Part of a data file:
▶

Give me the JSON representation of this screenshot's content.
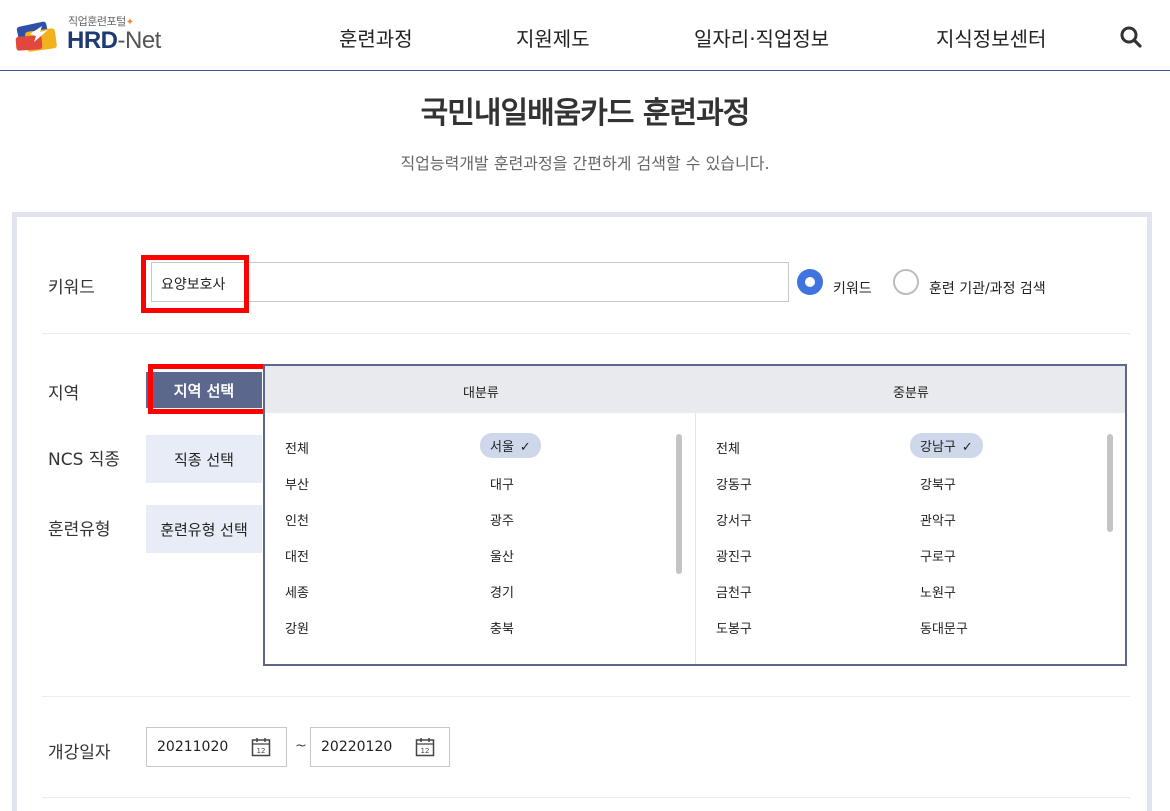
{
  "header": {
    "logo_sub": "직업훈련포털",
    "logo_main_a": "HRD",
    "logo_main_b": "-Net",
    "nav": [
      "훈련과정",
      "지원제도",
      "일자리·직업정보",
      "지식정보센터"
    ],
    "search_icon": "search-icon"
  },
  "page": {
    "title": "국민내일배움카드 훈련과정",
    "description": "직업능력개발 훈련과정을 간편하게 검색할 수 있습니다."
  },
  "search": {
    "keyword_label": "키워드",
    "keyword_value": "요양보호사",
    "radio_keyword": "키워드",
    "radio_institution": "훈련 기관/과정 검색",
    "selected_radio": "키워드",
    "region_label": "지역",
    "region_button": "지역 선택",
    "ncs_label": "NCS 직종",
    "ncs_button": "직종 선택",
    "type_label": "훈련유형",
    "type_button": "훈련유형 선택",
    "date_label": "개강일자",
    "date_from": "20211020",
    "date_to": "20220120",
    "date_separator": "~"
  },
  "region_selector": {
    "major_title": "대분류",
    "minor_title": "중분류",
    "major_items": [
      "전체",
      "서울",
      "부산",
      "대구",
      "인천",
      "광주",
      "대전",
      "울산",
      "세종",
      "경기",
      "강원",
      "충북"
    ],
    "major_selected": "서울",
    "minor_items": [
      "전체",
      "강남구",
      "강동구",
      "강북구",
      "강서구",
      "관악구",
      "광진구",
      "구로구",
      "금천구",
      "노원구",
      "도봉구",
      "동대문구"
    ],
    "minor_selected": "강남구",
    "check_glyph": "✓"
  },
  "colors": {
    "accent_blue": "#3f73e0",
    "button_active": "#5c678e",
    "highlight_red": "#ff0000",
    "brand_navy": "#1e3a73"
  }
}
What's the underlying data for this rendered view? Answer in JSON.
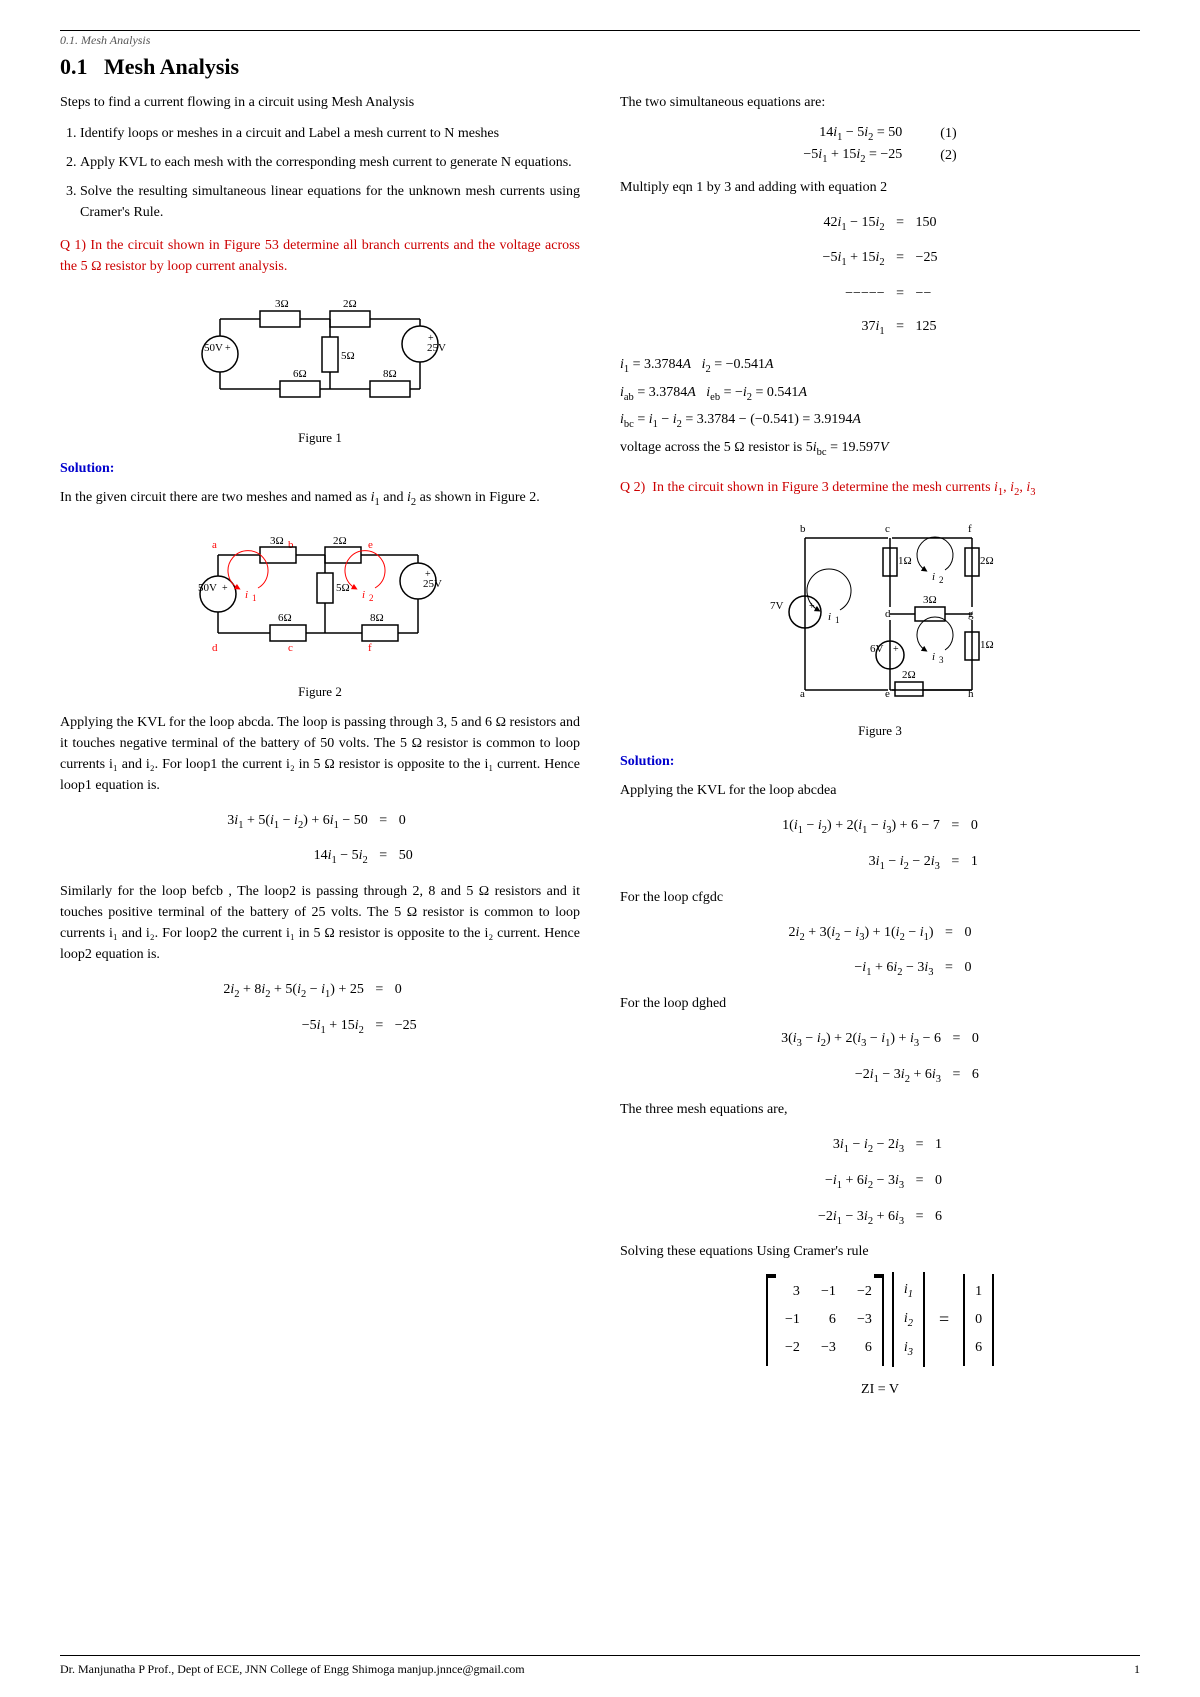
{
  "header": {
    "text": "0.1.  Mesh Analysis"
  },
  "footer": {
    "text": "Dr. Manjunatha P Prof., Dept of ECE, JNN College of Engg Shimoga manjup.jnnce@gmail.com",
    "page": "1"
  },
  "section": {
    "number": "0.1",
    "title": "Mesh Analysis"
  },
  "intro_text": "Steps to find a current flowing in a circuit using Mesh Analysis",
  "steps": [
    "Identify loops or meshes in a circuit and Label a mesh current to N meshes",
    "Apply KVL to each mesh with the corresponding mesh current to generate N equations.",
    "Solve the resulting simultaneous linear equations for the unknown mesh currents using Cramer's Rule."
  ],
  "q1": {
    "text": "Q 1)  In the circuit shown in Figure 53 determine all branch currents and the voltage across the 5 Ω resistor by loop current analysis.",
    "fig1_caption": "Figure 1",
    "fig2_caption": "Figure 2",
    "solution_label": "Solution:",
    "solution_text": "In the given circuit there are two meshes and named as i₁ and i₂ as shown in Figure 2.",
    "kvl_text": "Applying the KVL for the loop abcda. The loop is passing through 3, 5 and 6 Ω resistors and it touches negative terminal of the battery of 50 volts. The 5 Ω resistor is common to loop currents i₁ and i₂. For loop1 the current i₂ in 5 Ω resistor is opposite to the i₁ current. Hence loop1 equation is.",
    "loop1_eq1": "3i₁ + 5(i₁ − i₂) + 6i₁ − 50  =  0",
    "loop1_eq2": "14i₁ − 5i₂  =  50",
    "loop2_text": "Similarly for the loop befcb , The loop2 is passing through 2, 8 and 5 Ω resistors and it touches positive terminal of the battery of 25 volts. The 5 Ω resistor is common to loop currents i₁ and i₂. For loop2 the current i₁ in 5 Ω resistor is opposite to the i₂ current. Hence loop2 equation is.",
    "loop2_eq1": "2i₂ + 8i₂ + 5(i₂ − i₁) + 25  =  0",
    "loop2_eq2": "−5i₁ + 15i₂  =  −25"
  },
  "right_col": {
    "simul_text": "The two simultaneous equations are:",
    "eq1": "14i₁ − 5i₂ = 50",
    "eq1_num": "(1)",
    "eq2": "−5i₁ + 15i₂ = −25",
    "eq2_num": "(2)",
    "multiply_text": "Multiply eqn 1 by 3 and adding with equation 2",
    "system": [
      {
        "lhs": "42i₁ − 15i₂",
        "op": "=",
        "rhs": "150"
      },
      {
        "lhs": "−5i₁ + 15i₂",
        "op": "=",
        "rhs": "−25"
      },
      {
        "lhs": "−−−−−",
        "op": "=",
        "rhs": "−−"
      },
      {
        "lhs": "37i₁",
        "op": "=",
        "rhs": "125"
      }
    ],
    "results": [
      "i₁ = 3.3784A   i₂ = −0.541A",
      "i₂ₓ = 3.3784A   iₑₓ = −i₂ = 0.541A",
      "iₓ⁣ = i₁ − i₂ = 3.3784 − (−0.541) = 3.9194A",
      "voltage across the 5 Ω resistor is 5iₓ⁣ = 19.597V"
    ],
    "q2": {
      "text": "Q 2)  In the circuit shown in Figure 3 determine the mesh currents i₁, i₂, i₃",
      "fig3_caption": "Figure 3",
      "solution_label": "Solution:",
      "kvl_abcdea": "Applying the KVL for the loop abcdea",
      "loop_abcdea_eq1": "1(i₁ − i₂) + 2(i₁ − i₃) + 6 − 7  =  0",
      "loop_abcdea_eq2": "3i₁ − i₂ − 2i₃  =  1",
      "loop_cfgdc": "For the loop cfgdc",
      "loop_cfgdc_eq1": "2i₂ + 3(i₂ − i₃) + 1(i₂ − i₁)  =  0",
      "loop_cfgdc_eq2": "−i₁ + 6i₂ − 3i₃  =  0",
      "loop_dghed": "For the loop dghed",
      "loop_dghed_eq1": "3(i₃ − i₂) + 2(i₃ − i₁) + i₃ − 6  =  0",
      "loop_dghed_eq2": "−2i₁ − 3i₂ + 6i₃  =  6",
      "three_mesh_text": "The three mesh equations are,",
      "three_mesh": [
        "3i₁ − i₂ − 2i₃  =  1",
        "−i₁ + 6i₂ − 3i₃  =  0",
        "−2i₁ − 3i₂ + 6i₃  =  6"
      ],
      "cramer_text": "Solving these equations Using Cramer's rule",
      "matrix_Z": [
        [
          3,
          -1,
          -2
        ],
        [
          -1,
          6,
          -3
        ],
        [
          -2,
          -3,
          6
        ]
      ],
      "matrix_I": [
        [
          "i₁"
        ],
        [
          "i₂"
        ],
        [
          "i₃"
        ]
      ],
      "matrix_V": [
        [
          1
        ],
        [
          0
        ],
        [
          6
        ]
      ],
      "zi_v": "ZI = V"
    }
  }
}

◀
▶

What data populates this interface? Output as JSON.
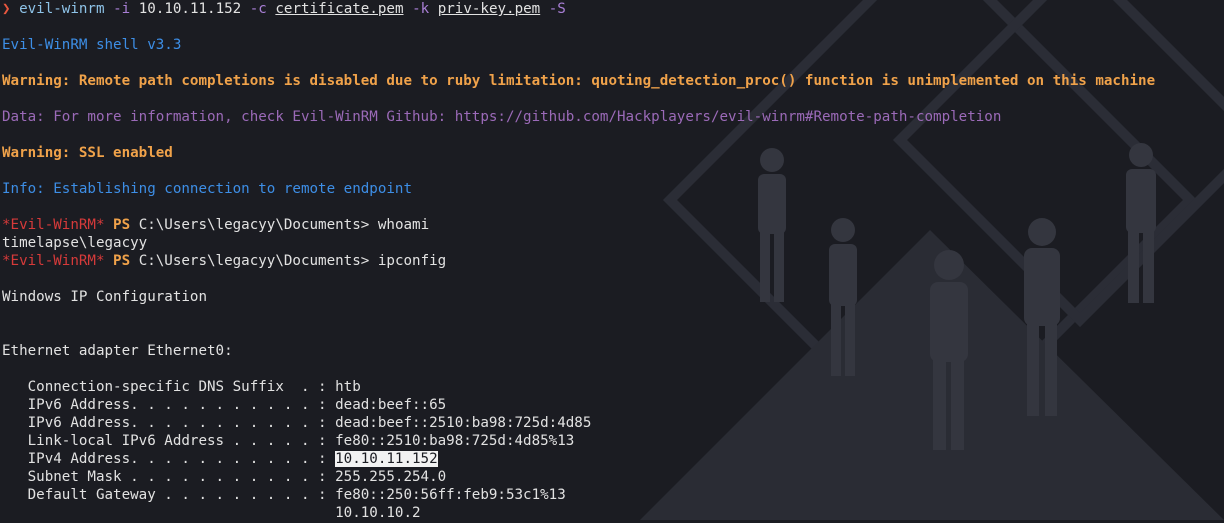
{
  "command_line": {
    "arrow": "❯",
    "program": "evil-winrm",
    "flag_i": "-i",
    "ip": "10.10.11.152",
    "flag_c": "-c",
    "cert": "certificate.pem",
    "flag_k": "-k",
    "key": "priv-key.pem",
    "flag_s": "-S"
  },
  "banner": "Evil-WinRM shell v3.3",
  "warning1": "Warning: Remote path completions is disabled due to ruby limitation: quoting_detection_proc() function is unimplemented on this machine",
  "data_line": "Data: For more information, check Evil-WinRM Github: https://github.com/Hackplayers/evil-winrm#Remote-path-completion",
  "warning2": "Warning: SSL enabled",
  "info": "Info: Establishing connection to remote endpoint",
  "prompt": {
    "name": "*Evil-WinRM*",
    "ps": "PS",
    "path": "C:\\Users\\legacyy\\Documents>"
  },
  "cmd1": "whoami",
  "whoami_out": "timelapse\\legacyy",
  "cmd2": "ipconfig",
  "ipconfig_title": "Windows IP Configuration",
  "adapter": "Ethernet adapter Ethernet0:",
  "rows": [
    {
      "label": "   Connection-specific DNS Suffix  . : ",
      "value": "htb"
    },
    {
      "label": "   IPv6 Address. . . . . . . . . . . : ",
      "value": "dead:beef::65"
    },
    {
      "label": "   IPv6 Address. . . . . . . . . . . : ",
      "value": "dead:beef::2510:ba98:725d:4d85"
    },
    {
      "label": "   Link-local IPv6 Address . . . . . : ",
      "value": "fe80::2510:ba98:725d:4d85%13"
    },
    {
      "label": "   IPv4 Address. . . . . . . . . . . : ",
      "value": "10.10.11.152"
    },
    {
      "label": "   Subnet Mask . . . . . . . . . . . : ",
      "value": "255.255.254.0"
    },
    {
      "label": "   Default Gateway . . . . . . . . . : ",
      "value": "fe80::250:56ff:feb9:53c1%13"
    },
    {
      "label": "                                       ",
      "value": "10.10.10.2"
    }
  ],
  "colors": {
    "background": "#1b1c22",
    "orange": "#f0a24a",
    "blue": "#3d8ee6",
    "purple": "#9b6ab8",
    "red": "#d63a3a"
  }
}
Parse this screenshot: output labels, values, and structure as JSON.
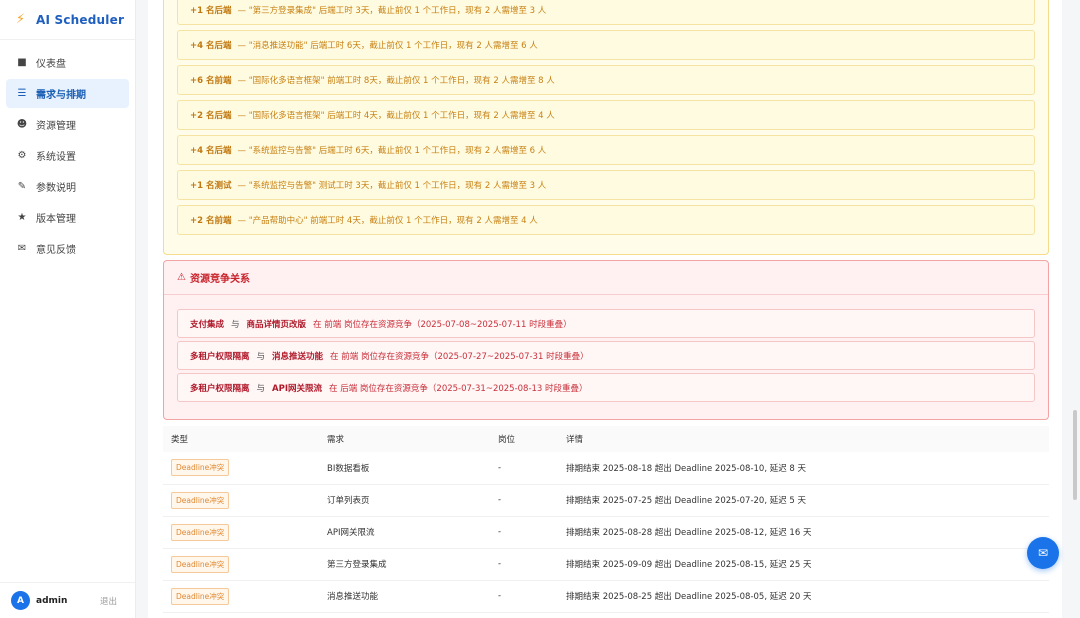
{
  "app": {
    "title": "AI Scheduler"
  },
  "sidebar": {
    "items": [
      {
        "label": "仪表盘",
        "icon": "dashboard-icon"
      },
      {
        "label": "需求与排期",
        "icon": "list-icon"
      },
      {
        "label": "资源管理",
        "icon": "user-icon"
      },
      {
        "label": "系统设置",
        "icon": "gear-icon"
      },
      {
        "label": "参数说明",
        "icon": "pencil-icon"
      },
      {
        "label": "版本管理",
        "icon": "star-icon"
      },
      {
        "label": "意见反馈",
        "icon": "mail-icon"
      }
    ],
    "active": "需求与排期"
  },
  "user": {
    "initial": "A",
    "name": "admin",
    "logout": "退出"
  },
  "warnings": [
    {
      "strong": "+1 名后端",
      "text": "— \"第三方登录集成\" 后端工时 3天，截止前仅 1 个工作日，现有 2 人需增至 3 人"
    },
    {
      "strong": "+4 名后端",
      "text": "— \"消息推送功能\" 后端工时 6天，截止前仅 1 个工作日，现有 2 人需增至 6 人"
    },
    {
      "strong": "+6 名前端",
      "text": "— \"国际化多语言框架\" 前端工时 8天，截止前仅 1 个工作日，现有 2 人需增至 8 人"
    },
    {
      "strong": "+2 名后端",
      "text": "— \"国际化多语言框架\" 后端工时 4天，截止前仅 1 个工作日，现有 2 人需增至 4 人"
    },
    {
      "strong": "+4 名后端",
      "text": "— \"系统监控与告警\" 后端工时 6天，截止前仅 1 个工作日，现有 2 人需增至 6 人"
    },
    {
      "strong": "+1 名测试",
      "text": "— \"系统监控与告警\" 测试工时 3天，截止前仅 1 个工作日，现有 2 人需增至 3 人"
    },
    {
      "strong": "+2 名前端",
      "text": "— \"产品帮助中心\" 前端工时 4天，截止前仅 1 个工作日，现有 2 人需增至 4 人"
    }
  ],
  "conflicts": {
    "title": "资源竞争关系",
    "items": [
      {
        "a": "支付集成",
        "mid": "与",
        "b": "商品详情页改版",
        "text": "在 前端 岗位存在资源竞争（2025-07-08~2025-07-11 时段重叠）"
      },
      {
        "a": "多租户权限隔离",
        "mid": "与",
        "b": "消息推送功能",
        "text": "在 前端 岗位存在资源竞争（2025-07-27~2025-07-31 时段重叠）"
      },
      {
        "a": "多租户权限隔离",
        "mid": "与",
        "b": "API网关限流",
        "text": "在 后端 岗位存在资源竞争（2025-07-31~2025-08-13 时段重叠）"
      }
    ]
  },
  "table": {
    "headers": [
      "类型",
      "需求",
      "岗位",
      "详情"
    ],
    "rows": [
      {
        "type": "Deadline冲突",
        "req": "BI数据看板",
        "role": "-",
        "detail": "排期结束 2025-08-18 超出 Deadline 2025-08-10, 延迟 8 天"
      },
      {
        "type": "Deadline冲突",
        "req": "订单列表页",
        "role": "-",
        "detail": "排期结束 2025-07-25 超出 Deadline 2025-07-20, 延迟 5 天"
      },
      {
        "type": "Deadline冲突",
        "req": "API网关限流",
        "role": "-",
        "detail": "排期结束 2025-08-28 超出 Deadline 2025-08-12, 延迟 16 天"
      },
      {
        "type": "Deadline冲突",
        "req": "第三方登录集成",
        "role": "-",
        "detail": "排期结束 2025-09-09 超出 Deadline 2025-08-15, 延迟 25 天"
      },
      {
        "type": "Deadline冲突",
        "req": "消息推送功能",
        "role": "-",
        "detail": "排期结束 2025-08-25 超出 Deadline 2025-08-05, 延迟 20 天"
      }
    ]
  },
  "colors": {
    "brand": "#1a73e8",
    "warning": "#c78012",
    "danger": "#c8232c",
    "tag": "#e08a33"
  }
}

◀

Set task:
How many of the lines above contain the string "Address"? Give the number only.

Right answer:
4